→ **What you should do**: From the entries below, gather every line containing the string "have".

→ **Source records**:
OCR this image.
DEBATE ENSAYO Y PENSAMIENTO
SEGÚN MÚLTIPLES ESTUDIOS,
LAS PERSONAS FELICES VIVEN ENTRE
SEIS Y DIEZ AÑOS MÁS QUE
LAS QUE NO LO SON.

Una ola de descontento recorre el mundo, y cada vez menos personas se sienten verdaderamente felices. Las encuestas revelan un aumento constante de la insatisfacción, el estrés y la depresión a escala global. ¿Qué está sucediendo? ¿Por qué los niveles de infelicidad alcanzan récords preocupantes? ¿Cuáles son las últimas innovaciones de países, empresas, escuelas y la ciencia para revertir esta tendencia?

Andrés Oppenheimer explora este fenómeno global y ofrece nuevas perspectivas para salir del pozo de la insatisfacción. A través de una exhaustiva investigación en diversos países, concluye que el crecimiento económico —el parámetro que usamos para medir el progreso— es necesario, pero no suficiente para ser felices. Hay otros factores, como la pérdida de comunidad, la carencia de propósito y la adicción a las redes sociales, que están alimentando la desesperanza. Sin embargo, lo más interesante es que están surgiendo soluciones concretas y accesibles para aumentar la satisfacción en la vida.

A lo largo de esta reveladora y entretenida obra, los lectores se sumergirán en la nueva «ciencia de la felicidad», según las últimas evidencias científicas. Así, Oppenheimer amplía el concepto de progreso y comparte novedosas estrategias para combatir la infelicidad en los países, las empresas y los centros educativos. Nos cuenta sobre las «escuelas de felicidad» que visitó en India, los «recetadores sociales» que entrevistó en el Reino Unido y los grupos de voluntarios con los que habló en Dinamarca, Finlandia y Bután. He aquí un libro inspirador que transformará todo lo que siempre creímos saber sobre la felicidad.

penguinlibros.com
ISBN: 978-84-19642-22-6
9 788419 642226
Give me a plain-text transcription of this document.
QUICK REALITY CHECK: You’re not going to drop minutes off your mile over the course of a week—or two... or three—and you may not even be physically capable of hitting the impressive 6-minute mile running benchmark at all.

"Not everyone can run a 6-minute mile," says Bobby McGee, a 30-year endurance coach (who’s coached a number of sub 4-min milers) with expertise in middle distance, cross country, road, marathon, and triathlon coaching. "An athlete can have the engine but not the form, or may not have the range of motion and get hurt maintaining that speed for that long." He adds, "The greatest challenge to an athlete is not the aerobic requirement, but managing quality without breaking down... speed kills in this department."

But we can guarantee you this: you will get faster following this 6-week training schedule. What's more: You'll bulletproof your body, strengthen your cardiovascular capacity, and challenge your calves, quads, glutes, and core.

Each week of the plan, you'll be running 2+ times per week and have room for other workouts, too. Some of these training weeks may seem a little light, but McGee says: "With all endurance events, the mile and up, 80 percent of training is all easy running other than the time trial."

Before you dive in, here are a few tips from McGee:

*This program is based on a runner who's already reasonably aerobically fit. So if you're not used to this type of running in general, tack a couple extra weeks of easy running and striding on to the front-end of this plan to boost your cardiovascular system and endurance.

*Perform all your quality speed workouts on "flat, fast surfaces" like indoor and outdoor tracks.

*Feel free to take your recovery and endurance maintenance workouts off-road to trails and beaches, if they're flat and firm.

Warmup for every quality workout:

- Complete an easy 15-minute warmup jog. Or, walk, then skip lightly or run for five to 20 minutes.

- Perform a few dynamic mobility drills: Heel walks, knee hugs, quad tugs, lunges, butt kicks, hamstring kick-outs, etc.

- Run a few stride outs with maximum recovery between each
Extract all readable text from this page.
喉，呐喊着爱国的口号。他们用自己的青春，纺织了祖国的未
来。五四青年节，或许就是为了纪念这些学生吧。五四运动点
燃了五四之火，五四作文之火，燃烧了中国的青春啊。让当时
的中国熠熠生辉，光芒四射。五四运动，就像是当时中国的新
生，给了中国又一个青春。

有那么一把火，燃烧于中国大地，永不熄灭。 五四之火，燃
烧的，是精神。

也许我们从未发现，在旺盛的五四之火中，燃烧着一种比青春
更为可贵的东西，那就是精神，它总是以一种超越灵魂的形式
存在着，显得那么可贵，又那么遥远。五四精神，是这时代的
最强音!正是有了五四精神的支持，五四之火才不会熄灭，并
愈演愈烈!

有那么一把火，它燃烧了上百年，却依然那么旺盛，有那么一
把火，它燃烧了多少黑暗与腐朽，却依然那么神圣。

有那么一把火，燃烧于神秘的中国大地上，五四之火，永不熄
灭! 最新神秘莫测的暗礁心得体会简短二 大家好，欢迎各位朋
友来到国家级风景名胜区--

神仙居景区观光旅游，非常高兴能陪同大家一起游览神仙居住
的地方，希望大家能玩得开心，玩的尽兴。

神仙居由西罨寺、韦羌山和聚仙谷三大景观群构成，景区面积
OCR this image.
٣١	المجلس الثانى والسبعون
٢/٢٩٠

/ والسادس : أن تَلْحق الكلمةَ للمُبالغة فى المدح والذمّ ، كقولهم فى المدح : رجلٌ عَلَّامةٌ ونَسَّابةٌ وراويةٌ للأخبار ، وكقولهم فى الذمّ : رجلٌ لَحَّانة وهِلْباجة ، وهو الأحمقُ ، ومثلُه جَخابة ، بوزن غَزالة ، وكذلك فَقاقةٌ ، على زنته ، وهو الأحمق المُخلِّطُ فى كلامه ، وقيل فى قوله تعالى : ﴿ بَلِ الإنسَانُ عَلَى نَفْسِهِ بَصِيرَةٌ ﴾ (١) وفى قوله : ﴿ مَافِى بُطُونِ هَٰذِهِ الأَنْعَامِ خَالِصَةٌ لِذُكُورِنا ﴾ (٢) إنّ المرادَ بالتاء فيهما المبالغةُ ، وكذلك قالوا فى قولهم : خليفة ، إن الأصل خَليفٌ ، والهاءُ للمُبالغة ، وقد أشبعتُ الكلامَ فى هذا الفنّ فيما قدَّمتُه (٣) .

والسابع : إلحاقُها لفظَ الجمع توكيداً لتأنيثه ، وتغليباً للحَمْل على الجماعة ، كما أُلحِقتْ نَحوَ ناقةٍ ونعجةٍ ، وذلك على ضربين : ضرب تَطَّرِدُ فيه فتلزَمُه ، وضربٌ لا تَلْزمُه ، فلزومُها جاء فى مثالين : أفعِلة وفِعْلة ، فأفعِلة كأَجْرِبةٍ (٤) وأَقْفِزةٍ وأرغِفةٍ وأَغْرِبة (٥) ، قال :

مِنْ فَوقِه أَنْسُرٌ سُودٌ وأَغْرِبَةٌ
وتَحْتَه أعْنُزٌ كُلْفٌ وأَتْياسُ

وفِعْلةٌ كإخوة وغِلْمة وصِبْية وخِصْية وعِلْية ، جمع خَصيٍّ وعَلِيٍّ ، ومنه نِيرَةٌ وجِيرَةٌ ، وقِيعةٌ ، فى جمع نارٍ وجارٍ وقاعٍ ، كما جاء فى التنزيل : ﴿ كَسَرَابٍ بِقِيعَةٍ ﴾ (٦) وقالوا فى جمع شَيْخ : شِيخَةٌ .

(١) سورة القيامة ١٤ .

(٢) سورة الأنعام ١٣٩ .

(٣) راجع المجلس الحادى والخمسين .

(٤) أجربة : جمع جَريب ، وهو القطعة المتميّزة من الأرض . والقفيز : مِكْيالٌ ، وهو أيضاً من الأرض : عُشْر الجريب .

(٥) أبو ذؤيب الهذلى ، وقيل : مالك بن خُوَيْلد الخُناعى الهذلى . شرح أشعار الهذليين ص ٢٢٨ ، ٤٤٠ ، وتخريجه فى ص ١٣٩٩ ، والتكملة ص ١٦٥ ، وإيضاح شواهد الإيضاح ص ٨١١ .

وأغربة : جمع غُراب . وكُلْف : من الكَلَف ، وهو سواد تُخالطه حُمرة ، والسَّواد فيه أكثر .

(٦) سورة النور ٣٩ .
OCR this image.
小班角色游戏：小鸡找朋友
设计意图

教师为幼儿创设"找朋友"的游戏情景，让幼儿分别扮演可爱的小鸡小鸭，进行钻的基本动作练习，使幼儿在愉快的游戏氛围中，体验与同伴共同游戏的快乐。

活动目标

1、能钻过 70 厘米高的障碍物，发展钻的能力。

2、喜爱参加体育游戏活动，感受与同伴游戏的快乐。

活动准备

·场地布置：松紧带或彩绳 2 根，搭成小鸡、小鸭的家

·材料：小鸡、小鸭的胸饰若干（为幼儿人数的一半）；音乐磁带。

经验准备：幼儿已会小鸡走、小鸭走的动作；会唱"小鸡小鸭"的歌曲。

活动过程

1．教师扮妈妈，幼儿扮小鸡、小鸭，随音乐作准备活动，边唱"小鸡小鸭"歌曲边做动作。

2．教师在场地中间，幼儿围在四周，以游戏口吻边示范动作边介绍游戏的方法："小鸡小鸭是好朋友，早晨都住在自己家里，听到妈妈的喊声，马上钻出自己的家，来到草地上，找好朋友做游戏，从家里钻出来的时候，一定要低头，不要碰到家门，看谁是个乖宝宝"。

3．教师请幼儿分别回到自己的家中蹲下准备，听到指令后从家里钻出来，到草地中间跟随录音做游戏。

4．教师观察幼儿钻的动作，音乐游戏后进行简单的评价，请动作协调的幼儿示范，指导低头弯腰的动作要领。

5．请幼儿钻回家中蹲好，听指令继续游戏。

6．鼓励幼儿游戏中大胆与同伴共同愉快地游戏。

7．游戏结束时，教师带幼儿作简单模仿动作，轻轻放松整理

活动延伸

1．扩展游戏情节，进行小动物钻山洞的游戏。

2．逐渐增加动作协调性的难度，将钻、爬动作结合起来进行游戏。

→ **Full solution**:
"Not everyone can run a 6-minute mile," says Bobby McGee, a 30-year endurance coach (who’s coached a number of sub 4-min milers) with expertise in middle distance, cross country, road, marathon, and triathlon coaching. "An athlete can have the engine but not the form, or may not have the range of motion and get hurt maintaining that speed for that long." He adds, "The greatest challenge to an athlete is not the aerobic requirement, but managing quality without breaking down... speed kills in this department."
Each week of the plan, you'll be running 2+ times per week and have room for other workouts, too. Some of these training weeks may seem a little light, but McGee says: "With all endurance events, the mile and up, 80 percent of training is all easy running other than the time trial."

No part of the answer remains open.